* What you have to do: Report all lines holding "static".

* Records for processing:
►
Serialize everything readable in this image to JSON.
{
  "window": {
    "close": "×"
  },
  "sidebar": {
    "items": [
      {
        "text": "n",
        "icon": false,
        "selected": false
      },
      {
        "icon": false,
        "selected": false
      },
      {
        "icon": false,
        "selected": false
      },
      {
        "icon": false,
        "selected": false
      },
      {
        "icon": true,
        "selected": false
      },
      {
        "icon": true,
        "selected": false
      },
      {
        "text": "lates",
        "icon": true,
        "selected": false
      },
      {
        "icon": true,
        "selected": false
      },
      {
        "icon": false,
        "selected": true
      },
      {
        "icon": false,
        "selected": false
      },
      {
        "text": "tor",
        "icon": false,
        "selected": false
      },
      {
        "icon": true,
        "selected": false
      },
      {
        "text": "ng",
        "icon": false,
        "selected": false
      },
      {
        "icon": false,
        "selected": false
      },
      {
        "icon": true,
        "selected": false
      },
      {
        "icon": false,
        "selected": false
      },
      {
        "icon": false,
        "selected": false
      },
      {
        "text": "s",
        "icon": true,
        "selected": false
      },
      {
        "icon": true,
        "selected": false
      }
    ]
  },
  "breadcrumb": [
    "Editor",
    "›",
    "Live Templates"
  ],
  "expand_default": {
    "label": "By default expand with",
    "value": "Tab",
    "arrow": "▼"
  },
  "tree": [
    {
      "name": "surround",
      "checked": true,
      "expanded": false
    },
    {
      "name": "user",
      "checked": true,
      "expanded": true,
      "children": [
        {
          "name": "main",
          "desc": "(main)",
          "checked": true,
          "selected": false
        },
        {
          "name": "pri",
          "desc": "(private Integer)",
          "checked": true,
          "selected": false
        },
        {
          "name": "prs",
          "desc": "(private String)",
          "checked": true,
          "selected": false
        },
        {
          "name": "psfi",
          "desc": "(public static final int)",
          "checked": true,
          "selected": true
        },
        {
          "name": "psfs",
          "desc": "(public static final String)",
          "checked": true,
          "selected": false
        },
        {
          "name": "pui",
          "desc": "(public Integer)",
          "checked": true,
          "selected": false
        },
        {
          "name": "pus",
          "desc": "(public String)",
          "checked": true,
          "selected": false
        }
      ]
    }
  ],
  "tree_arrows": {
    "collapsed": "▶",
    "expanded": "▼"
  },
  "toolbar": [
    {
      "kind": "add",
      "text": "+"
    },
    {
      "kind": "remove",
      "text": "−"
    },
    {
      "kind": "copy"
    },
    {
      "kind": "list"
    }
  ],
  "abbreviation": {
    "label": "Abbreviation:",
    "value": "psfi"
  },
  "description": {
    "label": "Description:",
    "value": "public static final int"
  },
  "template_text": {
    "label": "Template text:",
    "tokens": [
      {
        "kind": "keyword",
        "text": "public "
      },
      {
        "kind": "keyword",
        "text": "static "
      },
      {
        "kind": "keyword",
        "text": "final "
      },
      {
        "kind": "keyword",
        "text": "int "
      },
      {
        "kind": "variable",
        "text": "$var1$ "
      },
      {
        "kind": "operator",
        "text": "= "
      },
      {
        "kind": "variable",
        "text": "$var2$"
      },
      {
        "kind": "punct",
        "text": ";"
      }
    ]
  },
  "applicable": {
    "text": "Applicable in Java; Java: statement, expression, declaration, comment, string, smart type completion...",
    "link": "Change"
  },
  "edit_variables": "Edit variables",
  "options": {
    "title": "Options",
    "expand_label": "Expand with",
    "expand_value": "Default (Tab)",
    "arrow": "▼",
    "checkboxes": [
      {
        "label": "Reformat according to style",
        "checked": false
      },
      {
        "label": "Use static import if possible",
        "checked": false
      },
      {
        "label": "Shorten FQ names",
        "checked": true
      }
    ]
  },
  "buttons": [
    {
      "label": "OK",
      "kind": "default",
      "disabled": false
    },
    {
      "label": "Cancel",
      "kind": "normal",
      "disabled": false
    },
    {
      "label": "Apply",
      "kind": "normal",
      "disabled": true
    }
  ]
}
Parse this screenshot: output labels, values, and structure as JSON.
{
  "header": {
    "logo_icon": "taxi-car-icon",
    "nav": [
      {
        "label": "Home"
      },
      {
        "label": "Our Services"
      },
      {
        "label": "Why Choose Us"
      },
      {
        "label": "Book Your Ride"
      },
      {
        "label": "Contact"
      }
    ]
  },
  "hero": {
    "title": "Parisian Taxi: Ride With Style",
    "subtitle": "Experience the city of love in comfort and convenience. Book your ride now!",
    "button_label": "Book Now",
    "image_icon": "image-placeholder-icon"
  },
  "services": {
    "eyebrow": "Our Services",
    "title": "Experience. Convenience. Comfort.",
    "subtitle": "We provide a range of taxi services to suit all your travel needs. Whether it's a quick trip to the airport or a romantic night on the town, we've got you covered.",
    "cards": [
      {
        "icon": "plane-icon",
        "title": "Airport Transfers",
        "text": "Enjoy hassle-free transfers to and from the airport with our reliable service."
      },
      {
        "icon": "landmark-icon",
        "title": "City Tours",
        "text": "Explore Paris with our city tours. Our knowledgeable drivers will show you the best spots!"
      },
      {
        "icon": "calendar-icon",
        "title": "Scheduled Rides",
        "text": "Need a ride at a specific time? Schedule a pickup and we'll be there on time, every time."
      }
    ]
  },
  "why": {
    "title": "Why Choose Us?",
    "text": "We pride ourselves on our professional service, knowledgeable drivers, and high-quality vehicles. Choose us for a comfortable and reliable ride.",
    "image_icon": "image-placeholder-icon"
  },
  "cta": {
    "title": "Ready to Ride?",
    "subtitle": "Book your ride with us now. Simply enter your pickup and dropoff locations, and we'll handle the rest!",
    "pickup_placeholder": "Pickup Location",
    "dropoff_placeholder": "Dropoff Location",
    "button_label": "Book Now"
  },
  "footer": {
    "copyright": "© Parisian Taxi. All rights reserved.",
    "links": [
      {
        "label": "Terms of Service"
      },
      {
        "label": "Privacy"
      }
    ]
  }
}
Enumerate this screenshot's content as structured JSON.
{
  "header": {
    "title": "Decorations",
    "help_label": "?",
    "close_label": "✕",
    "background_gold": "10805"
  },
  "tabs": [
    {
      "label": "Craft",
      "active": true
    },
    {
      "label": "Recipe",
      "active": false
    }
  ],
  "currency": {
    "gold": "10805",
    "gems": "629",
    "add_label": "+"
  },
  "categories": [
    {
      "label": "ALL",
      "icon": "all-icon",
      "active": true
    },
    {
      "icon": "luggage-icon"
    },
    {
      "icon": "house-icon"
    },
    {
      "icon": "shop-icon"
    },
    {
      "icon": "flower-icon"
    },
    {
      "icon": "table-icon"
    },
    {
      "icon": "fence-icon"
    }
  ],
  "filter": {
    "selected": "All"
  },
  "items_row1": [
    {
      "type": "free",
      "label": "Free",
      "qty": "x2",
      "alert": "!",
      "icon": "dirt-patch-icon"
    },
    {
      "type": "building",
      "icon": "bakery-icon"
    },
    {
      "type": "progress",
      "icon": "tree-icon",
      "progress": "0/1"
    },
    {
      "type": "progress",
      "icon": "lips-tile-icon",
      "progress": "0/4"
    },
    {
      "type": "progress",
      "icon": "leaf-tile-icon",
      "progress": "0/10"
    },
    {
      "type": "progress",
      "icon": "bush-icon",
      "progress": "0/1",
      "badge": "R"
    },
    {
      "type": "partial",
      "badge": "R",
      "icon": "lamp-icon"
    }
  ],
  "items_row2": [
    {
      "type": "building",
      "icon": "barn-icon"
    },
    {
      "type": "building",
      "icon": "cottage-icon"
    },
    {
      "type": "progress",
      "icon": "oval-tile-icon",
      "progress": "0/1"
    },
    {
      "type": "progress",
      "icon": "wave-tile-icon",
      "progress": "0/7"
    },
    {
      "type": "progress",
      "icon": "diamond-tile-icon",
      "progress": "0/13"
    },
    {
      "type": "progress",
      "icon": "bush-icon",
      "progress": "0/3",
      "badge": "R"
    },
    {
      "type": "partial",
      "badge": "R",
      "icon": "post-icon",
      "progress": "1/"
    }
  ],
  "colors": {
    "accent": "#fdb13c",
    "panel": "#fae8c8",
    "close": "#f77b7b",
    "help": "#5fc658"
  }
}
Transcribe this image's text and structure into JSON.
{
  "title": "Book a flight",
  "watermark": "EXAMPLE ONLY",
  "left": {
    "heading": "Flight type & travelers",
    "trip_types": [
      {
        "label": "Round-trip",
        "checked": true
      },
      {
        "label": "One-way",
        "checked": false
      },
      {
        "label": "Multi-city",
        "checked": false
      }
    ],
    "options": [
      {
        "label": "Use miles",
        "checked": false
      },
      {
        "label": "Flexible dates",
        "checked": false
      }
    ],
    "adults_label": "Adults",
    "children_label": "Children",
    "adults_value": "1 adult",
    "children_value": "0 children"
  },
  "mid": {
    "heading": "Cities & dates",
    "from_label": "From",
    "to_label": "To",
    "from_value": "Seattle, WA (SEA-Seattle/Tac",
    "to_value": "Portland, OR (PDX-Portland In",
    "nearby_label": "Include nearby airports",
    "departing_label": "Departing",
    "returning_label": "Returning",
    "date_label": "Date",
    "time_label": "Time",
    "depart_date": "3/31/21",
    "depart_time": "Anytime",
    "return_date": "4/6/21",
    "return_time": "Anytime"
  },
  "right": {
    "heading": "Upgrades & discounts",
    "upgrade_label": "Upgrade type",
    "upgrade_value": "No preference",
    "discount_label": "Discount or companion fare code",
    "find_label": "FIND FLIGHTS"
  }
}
◄
* Finished exercise:
          "desc": "(public static final int)",
          "desc": "(public static final String)",
    "value": "public static final int"
        "text": "static "
        "label": "Use static import if possible",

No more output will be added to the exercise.